━━ Data shown

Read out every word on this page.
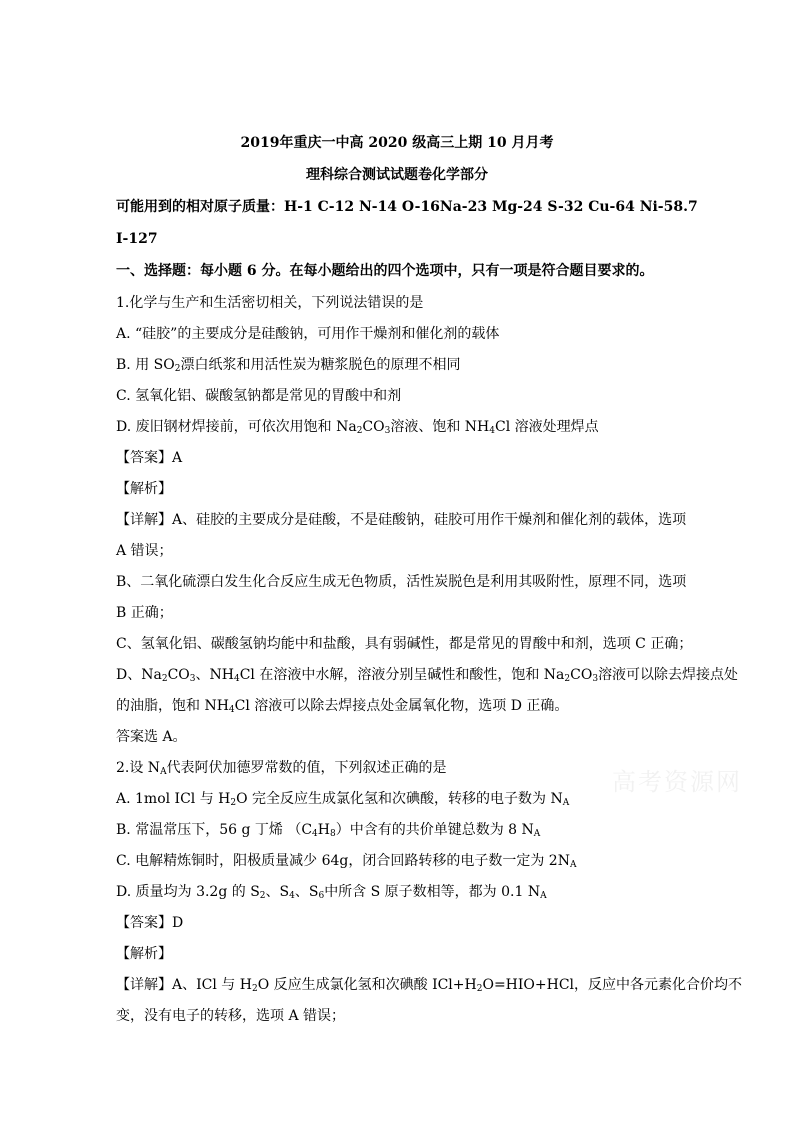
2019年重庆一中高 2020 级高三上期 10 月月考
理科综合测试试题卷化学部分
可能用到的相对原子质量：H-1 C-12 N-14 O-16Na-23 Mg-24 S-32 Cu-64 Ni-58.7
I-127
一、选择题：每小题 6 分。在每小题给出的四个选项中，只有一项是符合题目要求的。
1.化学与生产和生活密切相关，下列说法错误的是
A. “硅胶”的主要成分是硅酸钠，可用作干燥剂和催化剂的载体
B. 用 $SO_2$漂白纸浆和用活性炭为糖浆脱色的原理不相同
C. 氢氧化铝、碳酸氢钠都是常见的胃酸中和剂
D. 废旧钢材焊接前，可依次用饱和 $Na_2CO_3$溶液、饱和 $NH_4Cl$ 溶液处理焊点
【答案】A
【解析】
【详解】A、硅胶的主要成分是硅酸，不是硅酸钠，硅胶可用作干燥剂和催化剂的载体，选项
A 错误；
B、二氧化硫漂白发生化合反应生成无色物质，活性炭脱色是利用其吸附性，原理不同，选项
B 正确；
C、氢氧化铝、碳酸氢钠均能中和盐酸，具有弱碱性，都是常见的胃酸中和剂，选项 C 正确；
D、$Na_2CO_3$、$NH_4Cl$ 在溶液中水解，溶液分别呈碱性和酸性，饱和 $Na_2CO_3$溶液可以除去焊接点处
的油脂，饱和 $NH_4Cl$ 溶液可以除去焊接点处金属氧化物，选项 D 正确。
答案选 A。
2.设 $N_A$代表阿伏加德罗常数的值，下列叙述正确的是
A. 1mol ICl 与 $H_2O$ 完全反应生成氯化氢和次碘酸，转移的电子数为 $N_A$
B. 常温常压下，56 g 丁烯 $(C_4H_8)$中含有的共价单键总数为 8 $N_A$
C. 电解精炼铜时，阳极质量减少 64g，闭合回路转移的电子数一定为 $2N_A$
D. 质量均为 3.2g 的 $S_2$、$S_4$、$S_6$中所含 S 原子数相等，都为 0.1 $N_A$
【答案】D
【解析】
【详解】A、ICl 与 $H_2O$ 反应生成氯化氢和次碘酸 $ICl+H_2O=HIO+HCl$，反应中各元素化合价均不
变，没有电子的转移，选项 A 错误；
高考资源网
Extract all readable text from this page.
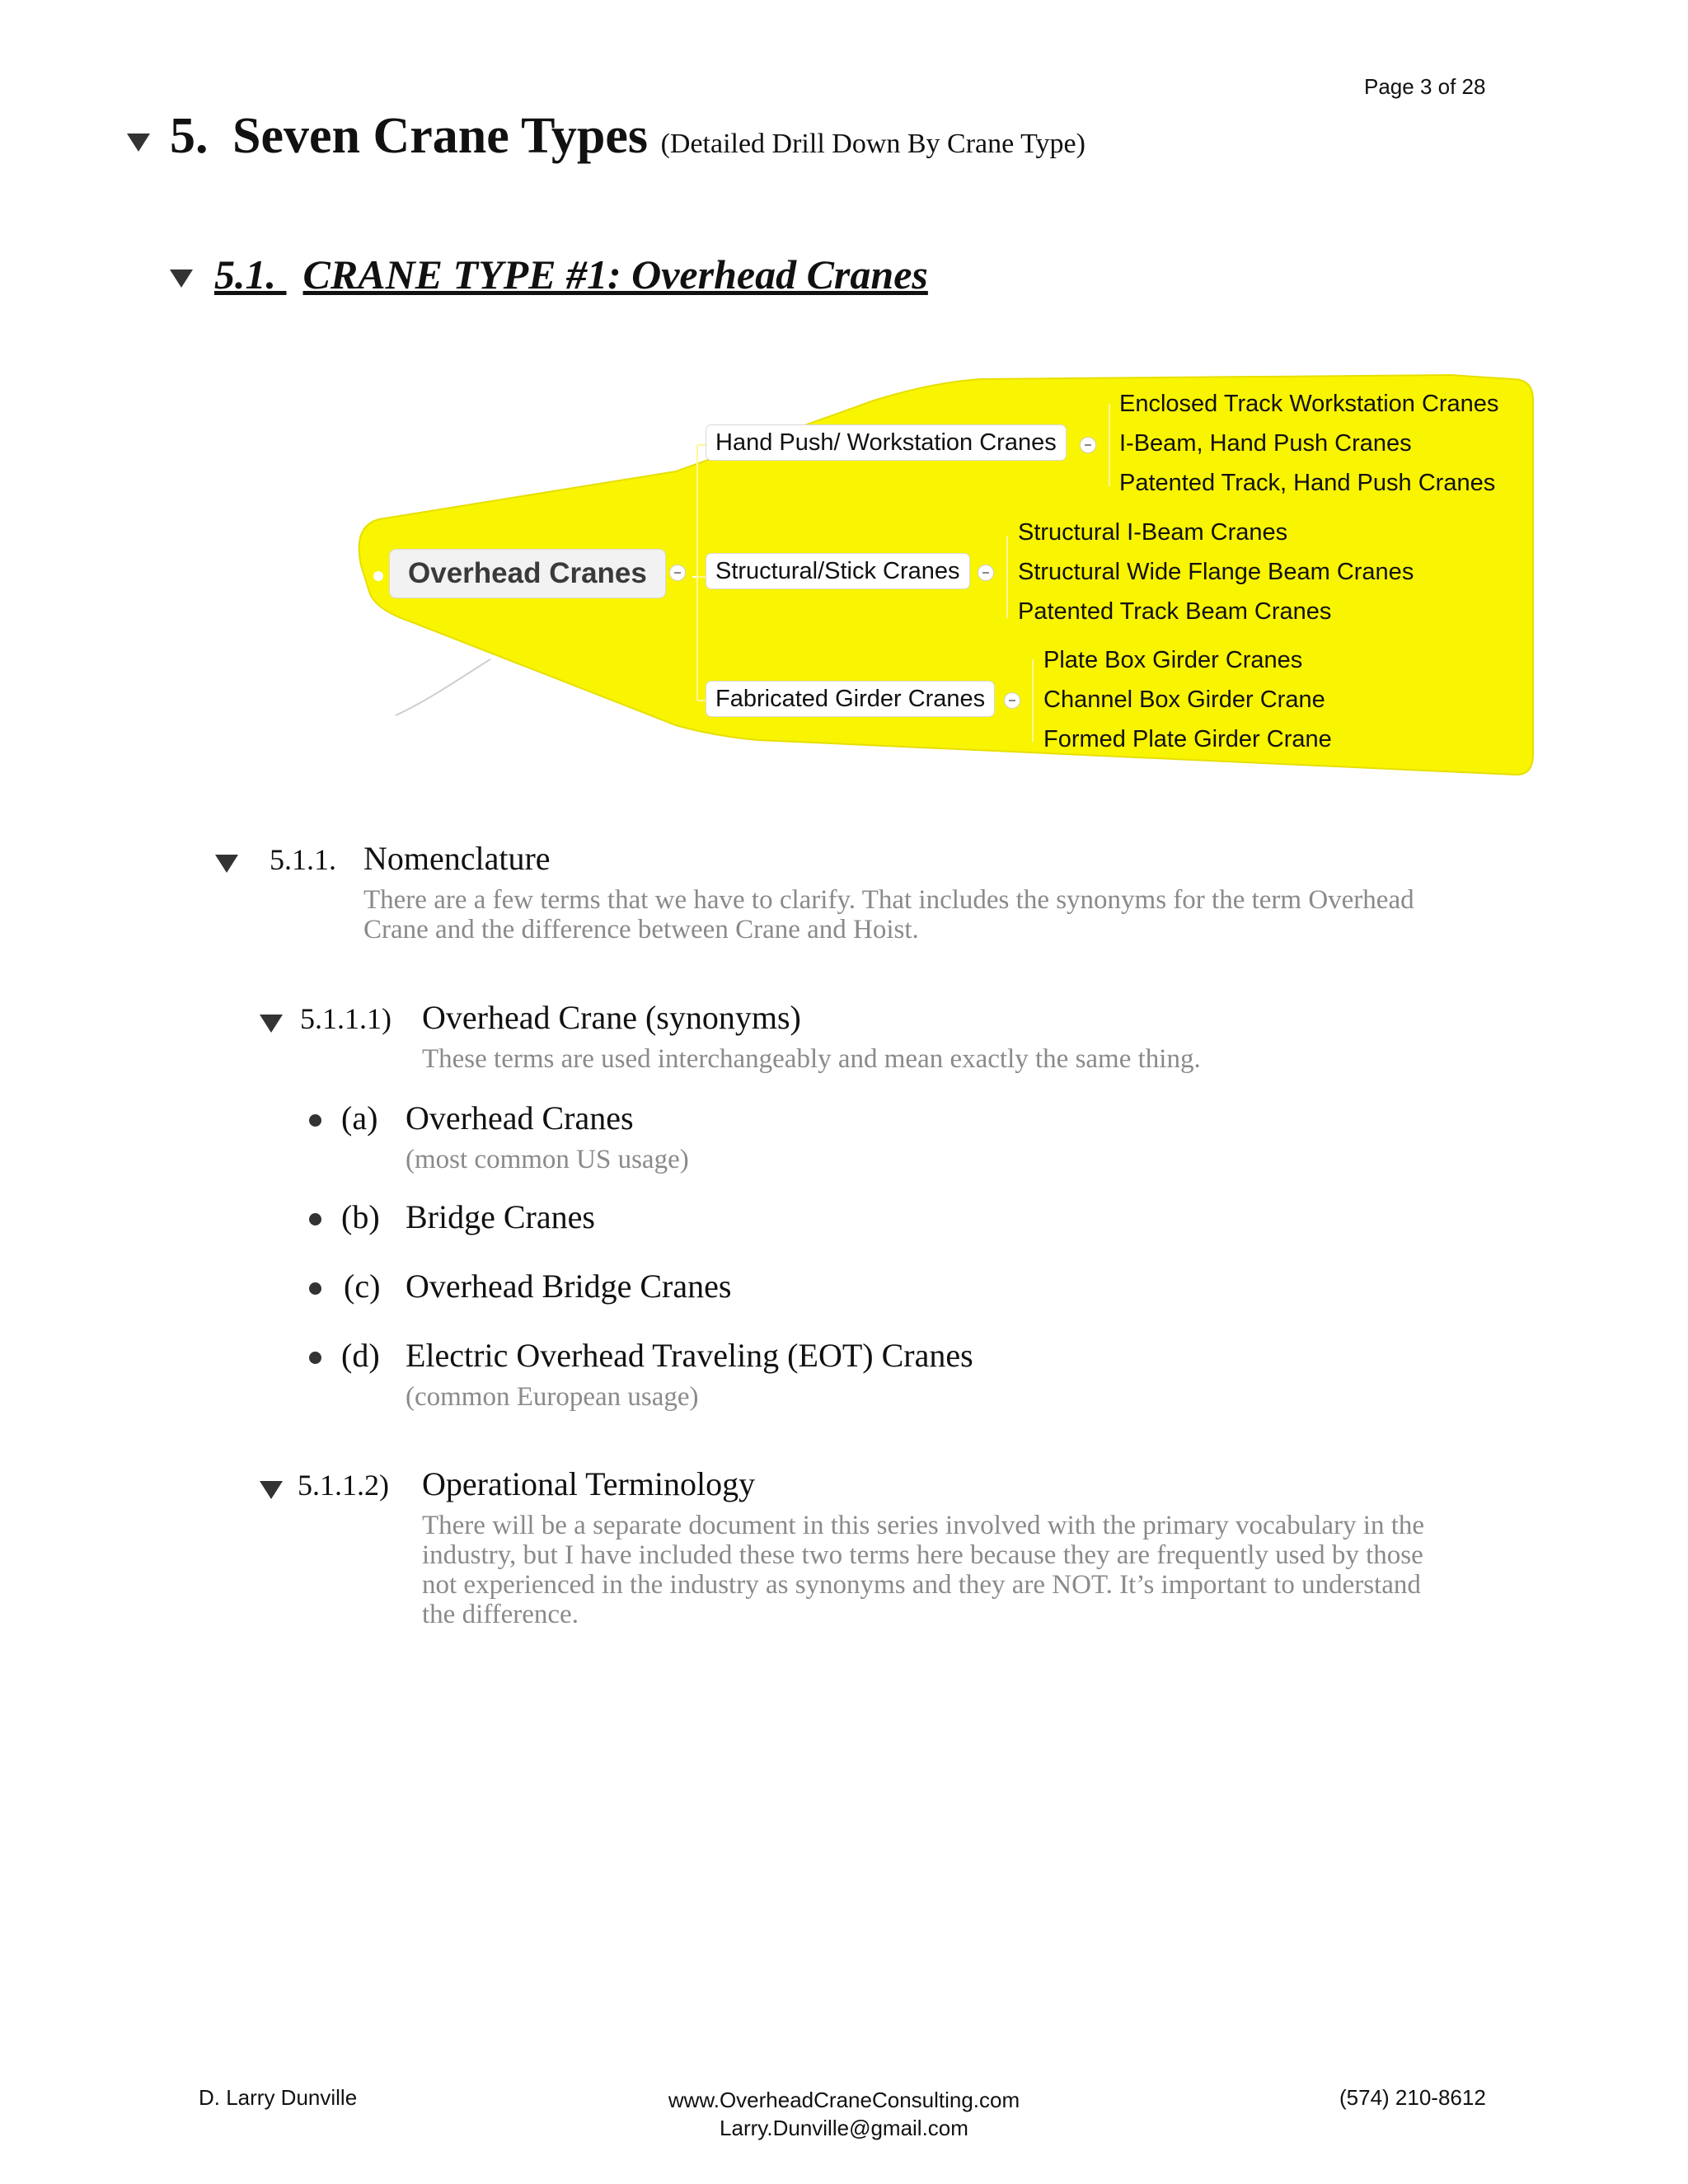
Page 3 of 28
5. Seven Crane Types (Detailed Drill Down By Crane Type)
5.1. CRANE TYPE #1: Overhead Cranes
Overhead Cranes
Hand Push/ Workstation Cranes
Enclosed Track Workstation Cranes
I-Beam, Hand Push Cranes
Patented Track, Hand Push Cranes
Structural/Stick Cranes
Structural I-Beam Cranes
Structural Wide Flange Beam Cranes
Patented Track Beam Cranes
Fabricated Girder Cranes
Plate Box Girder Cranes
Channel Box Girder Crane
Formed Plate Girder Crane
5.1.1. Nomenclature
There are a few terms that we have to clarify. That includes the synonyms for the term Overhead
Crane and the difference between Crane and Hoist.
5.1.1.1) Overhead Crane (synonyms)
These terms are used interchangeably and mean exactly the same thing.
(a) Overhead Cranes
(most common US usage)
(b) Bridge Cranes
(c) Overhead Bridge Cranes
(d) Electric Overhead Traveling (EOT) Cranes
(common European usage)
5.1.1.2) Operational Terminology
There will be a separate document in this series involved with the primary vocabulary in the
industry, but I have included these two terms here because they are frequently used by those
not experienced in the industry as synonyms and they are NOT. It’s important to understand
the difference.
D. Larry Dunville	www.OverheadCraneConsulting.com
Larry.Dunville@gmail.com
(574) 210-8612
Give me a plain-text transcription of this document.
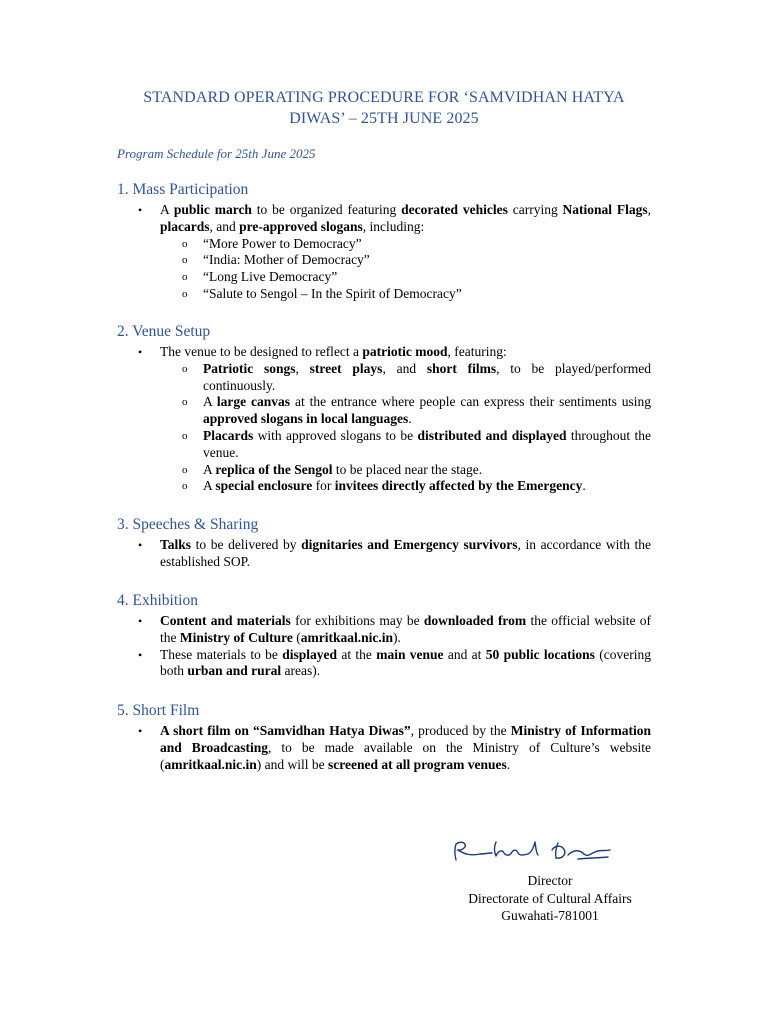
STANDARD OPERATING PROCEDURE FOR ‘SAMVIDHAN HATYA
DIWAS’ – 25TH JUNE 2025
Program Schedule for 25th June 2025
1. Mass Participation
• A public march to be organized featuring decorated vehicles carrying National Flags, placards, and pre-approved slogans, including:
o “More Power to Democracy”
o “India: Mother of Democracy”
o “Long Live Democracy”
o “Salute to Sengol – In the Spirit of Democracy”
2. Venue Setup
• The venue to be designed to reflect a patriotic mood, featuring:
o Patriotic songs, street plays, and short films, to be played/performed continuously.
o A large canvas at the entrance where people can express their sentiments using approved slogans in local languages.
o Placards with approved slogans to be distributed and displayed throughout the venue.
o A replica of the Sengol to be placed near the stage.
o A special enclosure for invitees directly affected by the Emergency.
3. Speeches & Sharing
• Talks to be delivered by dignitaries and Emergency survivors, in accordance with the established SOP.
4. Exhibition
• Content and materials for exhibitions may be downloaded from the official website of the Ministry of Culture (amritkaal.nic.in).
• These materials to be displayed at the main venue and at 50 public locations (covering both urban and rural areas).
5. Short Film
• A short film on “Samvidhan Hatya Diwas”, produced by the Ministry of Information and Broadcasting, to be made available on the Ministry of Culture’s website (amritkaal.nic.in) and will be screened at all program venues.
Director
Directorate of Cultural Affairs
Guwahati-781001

━━━━

Given exercise: Each line above that holds the string "website" should be copied and shown.

Solution to this problem:
• Content and materials for exhibitions may be downloaded from the official website of the Ministry of Culture (amritkaal.nic.in).
• A short film on “Samvidhan Hatya Diwas”, produced by the Ministry of Information and Broadcasting, to be made available on the Ministry of Culture’s website (amritkaal.nic.in) and will be screened at all program venues.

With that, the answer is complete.